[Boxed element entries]
** begin **

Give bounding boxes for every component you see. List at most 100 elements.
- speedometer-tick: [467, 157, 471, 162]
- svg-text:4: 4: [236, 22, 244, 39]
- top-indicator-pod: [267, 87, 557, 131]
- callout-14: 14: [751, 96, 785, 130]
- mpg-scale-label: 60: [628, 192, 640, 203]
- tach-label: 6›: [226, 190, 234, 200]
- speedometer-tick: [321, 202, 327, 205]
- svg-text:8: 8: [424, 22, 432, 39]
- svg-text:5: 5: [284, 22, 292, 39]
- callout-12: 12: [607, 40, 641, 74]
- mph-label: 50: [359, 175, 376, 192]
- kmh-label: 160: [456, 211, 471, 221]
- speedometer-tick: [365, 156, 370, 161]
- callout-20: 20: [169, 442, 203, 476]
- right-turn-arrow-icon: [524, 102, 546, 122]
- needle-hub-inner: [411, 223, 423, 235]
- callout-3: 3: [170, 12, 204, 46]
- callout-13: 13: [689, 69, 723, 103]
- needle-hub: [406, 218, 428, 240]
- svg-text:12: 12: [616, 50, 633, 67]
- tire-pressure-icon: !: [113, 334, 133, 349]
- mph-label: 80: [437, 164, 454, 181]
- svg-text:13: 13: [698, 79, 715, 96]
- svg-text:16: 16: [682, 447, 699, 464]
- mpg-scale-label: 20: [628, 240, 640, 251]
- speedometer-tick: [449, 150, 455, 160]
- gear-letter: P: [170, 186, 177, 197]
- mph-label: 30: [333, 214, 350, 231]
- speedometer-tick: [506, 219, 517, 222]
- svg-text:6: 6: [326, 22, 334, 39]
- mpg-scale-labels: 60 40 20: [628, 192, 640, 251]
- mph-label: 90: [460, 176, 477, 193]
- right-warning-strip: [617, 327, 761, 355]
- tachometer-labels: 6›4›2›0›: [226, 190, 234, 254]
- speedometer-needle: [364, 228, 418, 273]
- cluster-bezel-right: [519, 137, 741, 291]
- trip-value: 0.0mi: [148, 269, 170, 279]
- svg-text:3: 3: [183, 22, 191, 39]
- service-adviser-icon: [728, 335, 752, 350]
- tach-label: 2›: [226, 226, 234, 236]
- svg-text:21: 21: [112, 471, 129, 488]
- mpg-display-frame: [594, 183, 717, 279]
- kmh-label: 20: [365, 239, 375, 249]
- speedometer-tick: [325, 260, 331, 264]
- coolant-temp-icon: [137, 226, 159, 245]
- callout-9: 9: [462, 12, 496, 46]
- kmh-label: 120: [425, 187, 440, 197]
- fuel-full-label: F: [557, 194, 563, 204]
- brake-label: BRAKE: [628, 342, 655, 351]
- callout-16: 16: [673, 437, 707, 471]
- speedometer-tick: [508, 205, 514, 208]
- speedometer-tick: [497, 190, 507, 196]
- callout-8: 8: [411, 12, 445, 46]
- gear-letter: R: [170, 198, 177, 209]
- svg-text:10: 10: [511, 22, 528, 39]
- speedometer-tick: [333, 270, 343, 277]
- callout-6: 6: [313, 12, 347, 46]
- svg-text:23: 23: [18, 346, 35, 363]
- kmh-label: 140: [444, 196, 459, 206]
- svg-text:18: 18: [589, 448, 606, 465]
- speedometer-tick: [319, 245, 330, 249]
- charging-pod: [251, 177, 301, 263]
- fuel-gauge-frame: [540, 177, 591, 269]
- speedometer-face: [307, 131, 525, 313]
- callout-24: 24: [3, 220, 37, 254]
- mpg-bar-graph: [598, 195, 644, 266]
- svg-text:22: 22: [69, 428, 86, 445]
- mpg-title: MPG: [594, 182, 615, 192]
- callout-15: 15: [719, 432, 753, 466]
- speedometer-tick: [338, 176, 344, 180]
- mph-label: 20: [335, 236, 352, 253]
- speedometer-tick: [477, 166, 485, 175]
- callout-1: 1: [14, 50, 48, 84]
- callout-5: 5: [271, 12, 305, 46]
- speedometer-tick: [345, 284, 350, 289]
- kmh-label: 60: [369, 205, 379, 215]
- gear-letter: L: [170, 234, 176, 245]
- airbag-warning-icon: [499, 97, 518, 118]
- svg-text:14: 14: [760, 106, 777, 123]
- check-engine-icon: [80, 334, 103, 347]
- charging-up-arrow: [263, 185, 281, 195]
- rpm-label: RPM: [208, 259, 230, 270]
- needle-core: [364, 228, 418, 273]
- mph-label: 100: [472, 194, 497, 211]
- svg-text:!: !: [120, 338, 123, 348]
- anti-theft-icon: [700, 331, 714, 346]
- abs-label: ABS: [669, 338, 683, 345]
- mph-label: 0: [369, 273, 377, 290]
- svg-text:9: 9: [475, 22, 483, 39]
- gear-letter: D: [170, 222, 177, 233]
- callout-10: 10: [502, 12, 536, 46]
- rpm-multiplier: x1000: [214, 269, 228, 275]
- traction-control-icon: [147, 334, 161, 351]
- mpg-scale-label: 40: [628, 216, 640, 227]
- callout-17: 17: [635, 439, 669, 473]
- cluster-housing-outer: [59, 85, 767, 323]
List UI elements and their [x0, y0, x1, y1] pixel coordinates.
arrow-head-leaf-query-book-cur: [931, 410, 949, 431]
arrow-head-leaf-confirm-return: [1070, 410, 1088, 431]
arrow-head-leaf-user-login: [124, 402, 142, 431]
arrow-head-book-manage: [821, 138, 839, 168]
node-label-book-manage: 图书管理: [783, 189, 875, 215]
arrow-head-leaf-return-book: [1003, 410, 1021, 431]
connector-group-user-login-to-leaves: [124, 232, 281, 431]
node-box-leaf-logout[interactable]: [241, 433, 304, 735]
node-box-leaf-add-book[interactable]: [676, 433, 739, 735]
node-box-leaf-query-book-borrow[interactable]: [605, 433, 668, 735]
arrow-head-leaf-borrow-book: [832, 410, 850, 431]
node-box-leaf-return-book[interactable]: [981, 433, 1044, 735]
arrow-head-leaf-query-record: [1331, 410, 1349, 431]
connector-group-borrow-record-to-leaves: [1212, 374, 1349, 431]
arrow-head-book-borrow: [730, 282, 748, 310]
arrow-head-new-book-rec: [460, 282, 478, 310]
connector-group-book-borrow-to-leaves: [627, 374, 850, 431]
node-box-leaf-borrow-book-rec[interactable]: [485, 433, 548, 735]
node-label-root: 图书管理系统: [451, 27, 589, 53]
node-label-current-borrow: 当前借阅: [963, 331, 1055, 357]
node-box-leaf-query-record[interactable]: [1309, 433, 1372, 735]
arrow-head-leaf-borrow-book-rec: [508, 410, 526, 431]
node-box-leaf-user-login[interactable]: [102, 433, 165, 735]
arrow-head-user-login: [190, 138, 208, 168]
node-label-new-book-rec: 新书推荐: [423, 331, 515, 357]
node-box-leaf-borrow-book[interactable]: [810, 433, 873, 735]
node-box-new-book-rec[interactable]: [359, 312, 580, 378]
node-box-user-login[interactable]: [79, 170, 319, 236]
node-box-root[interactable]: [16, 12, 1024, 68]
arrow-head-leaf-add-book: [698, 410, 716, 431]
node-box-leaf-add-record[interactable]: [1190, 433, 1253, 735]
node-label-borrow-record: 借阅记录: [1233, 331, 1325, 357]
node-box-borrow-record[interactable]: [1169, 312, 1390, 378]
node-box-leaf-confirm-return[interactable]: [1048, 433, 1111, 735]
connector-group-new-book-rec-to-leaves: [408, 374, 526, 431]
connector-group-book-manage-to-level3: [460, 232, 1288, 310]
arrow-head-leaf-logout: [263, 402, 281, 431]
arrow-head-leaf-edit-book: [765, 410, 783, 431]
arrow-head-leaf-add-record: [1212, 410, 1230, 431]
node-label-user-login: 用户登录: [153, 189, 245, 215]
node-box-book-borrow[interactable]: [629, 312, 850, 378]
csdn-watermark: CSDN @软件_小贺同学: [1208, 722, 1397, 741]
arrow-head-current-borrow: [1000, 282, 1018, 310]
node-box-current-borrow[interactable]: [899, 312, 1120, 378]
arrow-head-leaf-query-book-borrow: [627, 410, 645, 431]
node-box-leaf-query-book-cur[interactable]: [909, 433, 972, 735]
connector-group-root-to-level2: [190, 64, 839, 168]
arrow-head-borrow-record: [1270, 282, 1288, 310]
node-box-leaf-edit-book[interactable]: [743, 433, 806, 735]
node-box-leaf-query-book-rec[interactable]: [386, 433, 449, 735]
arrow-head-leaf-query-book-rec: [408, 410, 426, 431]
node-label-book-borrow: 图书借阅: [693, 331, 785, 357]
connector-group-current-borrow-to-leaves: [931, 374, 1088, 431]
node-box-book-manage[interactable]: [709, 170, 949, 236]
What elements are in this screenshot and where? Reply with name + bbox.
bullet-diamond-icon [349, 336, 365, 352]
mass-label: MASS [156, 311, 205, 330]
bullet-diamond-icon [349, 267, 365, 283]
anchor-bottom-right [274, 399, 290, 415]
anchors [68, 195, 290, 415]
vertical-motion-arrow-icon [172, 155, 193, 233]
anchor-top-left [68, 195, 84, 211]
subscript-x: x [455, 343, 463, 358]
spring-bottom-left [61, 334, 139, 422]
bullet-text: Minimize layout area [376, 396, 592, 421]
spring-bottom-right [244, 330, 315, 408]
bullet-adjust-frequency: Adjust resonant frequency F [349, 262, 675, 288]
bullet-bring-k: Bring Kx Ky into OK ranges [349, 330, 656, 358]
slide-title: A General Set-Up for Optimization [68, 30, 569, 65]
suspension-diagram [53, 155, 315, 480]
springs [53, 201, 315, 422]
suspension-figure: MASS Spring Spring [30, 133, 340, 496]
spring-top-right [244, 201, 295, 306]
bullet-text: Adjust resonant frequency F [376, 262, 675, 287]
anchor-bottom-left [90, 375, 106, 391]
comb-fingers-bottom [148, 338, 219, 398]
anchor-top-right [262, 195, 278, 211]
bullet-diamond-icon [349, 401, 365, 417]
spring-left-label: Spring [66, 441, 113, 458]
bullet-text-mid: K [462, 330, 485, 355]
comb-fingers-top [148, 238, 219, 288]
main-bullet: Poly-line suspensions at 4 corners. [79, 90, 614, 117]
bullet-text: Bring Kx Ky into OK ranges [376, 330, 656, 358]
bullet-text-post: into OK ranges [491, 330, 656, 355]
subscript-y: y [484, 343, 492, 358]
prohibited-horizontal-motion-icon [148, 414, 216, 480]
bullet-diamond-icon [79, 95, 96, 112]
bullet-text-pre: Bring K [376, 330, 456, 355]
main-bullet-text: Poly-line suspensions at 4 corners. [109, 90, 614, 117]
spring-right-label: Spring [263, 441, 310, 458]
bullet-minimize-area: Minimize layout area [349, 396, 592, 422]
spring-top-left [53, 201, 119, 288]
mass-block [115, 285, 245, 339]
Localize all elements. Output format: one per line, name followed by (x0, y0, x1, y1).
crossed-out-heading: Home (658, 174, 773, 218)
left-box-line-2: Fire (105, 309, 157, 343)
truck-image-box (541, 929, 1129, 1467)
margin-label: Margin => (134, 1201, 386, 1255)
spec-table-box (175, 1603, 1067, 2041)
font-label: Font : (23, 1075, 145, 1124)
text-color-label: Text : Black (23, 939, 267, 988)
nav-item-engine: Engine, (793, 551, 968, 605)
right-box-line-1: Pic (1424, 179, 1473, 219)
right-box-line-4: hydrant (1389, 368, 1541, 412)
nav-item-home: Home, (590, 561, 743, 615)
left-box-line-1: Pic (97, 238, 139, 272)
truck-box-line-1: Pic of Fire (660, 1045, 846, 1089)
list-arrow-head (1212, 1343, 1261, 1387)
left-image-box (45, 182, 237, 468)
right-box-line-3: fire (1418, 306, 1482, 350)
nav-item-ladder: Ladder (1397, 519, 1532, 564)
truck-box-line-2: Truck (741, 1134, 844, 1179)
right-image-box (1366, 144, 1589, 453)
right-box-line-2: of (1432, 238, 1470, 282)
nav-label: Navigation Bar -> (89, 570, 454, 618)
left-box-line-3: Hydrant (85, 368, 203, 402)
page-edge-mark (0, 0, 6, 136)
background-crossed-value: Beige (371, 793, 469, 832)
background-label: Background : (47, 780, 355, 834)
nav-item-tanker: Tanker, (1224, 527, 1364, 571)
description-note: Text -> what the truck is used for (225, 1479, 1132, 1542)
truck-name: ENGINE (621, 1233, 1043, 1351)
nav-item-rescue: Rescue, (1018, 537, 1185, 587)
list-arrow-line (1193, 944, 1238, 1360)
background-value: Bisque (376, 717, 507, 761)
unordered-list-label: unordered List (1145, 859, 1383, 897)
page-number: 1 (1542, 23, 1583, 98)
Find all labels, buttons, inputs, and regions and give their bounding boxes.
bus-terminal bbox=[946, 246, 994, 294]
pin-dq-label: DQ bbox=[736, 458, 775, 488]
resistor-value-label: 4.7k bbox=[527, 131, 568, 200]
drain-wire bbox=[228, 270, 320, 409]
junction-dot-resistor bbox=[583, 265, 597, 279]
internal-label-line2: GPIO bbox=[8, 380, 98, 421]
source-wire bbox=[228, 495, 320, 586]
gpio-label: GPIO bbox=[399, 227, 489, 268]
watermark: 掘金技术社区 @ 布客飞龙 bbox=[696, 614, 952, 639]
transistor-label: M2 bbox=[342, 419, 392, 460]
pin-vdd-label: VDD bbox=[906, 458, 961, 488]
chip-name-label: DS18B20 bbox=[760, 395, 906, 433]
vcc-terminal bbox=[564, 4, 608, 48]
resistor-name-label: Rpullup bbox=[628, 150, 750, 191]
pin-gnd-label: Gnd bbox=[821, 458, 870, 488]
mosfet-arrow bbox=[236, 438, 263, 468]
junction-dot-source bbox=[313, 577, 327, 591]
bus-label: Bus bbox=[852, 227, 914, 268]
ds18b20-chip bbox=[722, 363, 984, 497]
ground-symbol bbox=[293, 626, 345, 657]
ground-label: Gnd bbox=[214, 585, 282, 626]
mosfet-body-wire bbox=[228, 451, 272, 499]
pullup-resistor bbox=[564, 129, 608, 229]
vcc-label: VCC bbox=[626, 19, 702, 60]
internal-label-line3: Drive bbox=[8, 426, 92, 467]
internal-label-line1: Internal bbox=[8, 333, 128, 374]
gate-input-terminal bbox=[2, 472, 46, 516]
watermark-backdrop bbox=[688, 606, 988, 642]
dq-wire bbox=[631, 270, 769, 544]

** end **

- _Aim of the task_
Repeat the records word for word, from the first line through the line that contains "- mph-label: 90: [460, 176, 477, 193]", including both of those lines.

- _Reply to the task_
Give bounding boxes for every component you see. List at most 100 elements.
- speedometer-tick: [467, 157, 471, 162]
- svg-text:4: 4: [236, 22, 244, 39]
- top-indicator-pod: [267, 87, 557, 131]
- callout-14: 14: [751, 96, 785, 130]
- mpg-scale-label: 60: [628, 192, 640, 203]
- tach-label: 6›: [226, 190, 234, 200]
- speedometer-tick: [321, 202, 327, 205]
- svg-text:8: 8: [424, 22, 432, 39]
- svg-text:5: 5: [284, 22, 292, 39]
- callout-12: 12: [607, 40, 641, 74]
- mph-label: 50: [359, 175, 376, 192]
- kmh-label: 160: [456, 211, 471, 221]
- speedometer-tick: [365, 156, 370, 161]
- callout-20: 20: [169, 442, 203, 476]
- right-turn-arrow-icon: [524, 102, 546, 122]
- needle-hub-inner: [411, 223, 423, 235]
- callout-3: 3: [170, 12, 204, 46]
- callout-13: 13: [689, 69, 723, 103]
- needle-hub: [406, 218, 428, 240]
- svg-text:12: 12: [616, 50, 633, 67]
- tire-pressure-icon: !: [113, 334, 133, 349]
- mph-label: 80: [437, 164, 454, 181]
- svg-text:13: 13: [698, 79, 715, 96]
- svg-text:16: 16: [682, 447, 699, 464]
- mpg-scale-label: 20: [628, 240, 640, 251]
- speedometer-tick: [449, 150, 455, 160]
- gear-letter: P: [170, 186, 177, 197]
- mph-label: 30: [333, 214, 350, 231]
- speedometer-tick: [506, 219, 517, 222]
- svg-text:6: 6: [326, 22, 334, 39]
- mpg-scale-labels: 60 40 20: [628, 192, 640, 251]
- mph-label: 90: [460, 176, 477, 193]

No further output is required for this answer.